• Task requirements
Scan the listing below and copy every line holding "الأدوات".

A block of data
= = = = = = =

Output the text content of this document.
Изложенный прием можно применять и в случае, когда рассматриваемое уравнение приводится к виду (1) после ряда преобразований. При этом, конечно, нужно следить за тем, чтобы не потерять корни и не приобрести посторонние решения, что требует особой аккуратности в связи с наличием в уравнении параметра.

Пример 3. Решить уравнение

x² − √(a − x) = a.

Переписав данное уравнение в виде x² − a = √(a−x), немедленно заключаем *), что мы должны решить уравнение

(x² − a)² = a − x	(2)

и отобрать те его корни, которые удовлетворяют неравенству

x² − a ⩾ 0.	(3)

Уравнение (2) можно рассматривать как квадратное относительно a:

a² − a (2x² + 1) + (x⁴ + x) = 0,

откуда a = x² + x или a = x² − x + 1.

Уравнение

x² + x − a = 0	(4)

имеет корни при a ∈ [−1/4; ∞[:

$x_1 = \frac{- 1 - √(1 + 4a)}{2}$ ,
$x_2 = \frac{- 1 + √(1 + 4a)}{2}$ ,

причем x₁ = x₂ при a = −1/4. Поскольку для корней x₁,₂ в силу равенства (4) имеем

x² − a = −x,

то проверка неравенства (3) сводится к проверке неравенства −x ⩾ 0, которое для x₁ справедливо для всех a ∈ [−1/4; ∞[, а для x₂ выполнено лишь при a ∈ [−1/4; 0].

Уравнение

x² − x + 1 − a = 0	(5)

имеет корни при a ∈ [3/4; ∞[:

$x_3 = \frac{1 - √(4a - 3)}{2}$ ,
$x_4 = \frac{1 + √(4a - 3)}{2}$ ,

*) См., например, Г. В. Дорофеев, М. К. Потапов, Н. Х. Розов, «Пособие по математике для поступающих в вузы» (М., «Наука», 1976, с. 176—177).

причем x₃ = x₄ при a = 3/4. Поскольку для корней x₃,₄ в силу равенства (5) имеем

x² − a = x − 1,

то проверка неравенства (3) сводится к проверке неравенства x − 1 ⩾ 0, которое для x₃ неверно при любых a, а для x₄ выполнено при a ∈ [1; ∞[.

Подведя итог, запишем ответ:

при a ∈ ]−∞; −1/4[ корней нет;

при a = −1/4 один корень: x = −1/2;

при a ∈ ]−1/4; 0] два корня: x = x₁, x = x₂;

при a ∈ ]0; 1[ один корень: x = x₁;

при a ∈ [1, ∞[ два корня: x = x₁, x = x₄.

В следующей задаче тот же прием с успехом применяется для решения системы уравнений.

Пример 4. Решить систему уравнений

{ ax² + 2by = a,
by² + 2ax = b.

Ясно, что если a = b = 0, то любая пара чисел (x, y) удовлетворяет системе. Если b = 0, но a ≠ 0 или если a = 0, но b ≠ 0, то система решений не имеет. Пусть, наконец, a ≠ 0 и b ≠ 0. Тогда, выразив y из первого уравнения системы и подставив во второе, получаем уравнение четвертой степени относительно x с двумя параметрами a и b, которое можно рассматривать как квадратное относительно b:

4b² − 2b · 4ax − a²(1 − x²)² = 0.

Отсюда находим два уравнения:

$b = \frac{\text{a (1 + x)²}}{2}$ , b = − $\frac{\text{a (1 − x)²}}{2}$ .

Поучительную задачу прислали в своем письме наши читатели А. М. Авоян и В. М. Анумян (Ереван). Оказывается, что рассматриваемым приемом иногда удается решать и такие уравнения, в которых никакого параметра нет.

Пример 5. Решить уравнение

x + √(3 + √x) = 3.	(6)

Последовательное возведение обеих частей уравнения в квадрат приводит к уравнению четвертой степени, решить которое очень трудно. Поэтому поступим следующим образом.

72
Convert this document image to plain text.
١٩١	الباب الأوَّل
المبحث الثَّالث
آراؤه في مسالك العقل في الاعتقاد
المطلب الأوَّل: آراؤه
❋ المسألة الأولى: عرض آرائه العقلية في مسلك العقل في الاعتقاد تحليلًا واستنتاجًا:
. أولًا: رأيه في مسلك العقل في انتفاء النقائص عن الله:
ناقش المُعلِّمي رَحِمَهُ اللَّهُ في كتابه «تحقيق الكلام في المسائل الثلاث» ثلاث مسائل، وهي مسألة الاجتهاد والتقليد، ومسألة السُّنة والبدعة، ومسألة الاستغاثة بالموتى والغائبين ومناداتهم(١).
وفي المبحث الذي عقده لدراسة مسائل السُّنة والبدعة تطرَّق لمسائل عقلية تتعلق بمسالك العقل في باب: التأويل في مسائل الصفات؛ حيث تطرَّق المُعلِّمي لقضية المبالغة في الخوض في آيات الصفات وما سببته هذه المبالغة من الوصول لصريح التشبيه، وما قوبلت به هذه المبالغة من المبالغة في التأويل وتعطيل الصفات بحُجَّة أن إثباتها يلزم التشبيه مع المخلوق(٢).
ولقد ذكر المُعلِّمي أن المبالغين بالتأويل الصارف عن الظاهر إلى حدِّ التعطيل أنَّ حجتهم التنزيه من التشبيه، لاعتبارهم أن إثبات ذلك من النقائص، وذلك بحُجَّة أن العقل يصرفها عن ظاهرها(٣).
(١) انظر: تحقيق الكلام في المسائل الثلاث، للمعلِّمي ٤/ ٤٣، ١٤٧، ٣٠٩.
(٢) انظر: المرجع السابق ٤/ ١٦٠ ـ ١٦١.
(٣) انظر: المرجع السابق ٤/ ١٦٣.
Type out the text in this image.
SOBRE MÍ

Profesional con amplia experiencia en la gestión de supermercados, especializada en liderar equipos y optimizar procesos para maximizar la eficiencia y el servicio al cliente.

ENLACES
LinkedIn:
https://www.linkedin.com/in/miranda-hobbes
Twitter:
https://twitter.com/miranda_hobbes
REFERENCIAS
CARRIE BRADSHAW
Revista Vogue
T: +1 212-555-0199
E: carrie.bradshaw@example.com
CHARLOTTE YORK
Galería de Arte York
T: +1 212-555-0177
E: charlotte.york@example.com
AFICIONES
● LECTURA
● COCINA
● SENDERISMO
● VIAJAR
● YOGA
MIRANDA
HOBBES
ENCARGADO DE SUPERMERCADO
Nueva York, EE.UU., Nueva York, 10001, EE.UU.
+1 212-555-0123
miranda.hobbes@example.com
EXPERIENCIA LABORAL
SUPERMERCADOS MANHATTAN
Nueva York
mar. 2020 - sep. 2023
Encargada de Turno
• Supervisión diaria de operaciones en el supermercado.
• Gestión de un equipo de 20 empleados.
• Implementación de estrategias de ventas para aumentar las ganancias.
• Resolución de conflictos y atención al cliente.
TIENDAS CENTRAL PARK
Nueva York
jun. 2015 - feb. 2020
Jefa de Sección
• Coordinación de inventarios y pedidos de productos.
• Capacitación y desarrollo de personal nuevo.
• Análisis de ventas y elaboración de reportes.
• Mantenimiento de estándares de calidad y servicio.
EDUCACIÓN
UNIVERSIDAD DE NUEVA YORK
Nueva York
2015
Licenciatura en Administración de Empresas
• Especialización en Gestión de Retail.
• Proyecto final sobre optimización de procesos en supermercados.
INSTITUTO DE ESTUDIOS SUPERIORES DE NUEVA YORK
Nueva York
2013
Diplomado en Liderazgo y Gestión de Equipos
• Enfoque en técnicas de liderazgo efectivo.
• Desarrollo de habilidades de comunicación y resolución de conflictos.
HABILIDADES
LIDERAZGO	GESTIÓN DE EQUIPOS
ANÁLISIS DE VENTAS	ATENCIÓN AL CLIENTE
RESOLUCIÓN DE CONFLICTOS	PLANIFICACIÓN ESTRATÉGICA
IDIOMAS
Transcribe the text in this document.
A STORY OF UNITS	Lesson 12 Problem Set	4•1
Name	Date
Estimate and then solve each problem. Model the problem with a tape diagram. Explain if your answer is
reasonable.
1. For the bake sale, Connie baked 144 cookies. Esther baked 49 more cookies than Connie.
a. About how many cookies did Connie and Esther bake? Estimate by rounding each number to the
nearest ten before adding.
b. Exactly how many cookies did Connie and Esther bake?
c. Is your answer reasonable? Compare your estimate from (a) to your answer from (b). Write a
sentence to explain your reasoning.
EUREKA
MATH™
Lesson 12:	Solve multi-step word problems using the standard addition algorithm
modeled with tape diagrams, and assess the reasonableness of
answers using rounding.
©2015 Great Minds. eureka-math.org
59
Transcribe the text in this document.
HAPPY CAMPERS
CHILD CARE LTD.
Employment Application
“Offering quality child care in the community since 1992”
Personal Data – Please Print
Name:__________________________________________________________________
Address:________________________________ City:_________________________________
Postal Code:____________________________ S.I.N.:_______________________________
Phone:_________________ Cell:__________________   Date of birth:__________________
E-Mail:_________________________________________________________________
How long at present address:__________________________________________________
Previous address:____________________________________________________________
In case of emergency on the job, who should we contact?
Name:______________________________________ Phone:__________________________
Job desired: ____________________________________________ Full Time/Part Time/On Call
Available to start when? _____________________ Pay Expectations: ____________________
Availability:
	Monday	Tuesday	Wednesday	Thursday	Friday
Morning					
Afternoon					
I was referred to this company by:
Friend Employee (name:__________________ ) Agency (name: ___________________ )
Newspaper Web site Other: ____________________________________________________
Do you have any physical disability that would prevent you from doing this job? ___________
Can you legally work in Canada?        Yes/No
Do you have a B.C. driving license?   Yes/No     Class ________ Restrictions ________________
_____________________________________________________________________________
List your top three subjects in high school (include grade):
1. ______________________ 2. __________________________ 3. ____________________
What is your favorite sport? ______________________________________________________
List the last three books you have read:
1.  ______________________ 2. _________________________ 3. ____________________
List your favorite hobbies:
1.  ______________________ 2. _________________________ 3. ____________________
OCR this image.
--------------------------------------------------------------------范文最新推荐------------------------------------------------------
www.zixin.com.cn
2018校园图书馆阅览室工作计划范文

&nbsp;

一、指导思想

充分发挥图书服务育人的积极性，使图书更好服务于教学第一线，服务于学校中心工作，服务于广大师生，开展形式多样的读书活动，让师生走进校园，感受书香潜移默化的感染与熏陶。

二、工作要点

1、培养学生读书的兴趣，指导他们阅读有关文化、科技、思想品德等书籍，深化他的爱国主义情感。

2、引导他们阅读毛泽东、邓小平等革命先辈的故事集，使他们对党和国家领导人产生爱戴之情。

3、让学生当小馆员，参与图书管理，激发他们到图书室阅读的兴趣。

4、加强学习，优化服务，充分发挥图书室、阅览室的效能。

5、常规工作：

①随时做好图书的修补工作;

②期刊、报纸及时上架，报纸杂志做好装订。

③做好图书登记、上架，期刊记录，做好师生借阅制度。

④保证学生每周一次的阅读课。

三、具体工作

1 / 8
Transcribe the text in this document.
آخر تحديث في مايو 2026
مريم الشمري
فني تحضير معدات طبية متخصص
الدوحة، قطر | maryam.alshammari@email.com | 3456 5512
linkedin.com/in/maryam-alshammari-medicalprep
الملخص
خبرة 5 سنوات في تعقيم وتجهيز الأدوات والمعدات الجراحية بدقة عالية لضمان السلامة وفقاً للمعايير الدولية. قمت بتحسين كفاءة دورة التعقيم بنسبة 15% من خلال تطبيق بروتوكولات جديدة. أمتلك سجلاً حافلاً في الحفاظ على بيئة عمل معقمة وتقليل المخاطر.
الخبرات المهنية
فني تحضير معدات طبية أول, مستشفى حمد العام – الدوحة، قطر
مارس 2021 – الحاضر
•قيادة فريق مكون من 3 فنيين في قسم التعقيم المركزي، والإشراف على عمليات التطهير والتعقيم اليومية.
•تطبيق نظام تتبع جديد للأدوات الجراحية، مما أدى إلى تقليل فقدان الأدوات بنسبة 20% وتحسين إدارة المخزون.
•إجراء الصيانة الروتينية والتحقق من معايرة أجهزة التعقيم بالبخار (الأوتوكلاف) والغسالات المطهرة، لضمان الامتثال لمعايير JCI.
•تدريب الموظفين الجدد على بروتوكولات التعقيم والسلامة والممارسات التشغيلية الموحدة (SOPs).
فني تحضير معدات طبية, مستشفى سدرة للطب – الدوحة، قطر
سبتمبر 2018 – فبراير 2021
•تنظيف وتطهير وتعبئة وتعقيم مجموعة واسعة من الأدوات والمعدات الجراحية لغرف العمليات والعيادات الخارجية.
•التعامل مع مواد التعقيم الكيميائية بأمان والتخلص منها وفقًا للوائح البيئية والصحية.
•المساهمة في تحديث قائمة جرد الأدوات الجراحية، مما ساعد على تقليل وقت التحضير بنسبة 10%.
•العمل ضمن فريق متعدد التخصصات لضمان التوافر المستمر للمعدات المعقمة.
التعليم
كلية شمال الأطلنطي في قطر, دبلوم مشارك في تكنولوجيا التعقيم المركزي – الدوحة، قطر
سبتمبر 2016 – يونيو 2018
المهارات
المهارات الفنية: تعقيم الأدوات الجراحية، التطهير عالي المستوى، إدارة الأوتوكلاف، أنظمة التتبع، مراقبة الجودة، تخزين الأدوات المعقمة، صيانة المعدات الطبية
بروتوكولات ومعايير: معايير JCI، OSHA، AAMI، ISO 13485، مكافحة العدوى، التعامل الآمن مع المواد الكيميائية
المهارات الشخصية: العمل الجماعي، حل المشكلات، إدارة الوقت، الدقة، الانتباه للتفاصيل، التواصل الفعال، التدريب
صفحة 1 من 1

= = = = = = =

• Solution for this task
خبرة 5 سنوات في تعقيم وتجهيز الأدوات والمعدات الجراحية بدقة عالية لضمان السلامة وفقاً للمعايير الدولية. قمت بتحسين كفاءة دورة التعقيم بنسبة 15% من خلال تطبيق بروتوكولات جديدة. أمتلك سجلاً حافلاً في الحفاظ على بيئة عمل معقمة وتقليل المخاطر.
•تطبيق نظام تتبع جديد للأدوات الجراحية، مما أدى إلى تقليل فقدان الأدوات بنسبة 20% وتحسين إدارة المخزون.
•تنظيف وتطهير وتعبئة وتعقيم مجموعة واسعة من الأدوات والمعدات الجراحية لغرف العمليات والعيادات الخارجية.
•المساهمة في تحديث قائمة جرد الأدوات الجراحية، مما ساعد على تقليل وقت التحضير بنسبة 10%.
المهارات الفنية: تعقيم الأدوات الجراحية، التطهير عالي المستوى، إدارة الأوتوكلاف، أنظمة التتبع، مراقبة الجودة، تخزين الأدوات المعقمة، صيانة المعدات الطبية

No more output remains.